### WHAT YOU SHOULD DO
Every line that includes the word "clearly" is to be listed.

### Dataset items
>> begin
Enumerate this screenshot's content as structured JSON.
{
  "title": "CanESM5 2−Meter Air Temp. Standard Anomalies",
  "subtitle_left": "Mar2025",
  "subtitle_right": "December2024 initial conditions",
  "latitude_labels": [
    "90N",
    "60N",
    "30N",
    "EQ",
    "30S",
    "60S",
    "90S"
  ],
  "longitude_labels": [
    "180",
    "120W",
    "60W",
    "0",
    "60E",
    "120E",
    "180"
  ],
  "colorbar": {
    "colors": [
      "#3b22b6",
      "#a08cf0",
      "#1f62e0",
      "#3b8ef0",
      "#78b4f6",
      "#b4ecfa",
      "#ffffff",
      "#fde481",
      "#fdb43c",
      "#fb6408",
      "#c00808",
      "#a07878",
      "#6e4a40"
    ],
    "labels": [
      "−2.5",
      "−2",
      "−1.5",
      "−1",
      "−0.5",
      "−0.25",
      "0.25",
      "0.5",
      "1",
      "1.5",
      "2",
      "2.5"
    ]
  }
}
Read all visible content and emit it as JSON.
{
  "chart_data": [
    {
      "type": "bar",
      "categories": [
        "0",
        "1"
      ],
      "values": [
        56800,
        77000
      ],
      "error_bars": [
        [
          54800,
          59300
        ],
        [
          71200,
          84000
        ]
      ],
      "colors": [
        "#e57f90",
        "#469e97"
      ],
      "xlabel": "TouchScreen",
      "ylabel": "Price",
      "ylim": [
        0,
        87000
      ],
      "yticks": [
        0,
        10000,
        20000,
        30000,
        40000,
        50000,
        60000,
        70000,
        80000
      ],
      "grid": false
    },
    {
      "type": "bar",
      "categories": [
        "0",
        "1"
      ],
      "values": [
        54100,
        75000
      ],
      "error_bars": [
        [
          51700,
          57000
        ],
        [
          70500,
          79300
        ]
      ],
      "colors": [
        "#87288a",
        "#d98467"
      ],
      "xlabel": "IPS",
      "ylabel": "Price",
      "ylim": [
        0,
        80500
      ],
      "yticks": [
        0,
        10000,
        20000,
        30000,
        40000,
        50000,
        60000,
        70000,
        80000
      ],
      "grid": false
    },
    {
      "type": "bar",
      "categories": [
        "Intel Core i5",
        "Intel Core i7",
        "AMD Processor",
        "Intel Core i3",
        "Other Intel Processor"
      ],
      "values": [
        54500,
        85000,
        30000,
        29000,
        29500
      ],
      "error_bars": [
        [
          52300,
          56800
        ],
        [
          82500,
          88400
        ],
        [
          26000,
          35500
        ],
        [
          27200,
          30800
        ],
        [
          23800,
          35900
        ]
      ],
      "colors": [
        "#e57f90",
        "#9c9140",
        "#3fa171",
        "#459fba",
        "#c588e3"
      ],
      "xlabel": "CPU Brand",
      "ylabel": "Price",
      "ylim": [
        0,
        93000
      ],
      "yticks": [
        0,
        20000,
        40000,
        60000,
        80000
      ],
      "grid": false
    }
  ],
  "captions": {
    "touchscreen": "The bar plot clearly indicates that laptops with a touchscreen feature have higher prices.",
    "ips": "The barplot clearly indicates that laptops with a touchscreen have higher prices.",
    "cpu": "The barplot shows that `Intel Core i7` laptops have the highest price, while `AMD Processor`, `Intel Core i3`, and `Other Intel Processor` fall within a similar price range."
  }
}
>> end
### PROBLEM SOLUTION
    "touchscreen": "The bar plot clearly indicates that laptops with a touchscreen feature have higher prices.",
    "ips": "The barplot clearly indicates that laptops with a touchscreen have higher prices.",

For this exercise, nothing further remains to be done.